_Your instructions:_
Set down the full listing exactly, character for character.

[Source records]

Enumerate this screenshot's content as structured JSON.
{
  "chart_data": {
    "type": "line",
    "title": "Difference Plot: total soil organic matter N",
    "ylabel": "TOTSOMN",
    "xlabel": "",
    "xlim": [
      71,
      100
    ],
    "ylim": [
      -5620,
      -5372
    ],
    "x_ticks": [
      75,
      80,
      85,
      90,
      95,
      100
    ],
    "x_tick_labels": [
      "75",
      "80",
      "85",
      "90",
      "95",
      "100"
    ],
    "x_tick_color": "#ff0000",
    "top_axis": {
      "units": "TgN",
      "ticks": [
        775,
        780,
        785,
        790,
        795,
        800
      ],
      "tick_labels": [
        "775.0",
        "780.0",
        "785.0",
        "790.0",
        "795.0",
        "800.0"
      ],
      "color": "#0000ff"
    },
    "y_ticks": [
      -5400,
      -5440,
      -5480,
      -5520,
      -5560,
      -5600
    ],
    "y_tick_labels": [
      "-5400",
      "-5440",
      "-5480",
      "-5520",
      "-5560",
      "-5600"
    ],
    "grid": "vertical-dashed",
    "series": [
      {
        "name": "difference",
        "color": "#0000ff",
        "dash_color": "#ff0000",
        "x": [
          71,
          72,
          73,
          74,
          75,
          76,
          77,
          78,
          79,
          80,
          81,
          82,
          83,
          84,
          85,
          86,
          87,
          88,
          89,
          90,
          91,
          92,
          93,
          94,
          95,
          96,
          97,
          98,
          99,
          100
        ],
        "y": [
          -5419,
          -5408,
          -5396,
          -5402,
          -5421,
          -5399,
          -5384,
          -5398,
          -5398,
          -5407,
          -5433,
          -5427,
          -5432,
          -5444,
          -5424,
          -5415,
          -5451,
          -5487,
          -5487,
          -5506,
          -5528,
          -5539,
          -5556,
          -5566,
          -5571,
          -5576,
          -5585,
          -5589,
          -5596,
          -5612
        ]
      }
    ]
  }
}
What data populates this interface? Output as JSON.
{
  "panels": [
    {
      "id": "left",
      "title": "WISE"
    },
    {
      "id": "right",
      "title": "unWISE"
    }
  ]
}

_Final answer:_
Enumerate this screenshot's content as structured JSON.
{
  "chart_data": {
    "type": "line",
    "title": "Difference Plot: total soil organic matter N",
    "ylabel": "TOTSOMN",
    "xlabel": "",
    "xlim": [
      71,
      100
    ],
    "ylim": [
      -5620,
      -5372
    ],
    "x_ticks": [
      75,
      80,
      85,
      90,
      95,
      100
    ],
    "x_tick_labels": [
      "75",
      "80",
      "85",
      "90",
      "95",
      "100"
    ],
    "x_tick_color": "#ff0000",
    "top_axis": {
      "units": "TgN",
      "ticks": [
        775,
        780,
        785,
        790,
        795,
        800
      ],
      "tick_labels": [
        "775.0",
        "780.0",
        "785.0",
        "790.0",
        "795.0",
        "800.0"
      ],
      "color": "#0000ff"
    },
    "y_ticks": [
      -5400,
      -5440,
      -5480,
      -5520,
      -5560,
      -5600
    ],
    "y_tick_labels": [
      "-5400",
      "-5440",
      "-5480",
      "-5520",
      "-5560",
      "-5600"
    ],
    "grid": "vertical-dashed",
    "series": [
      {
        "name": "difference",
        "color": "#0000ff",
        "dash_color": "#ff0000",
        "x": [
          71,
          72,
          73,
          74,
          75,
          76,
          77,
          78,
          79,
          80,
          81,
          82,
          83,
          84,
          85,
          86,
          87,
          88,
          89,
          90,
          91,
          92,
          93,
          94,
          95,
          96,
          97,
          98,
          99,
          100
        ],
        "y": [
          -5419,
          -5408,
          -5396,
          -5402,
          -5421,
          -5399,
          -5384,
          -5398,
          -5398,
          -5407,
          -5433,
          -5427,
          -5432,
          -5444,
          -5424,
          -5415,
          -5451,
          -5487,
          -5487,
          -5506,
          -5528,
          -5539,
          -5556,
          -5566,
          -5571,
          -5576,
          -5585,
          -5589,
          -5596,
          -5612
        ]
      }
    ]
  }
}
What data populates this interface? Output as JSON.
{
  "panels": [
    {
      "id": "left",
      "title": "WISE"
    },
    {
      "id": "right",
      "title": "unWISE"
    }
  ]
}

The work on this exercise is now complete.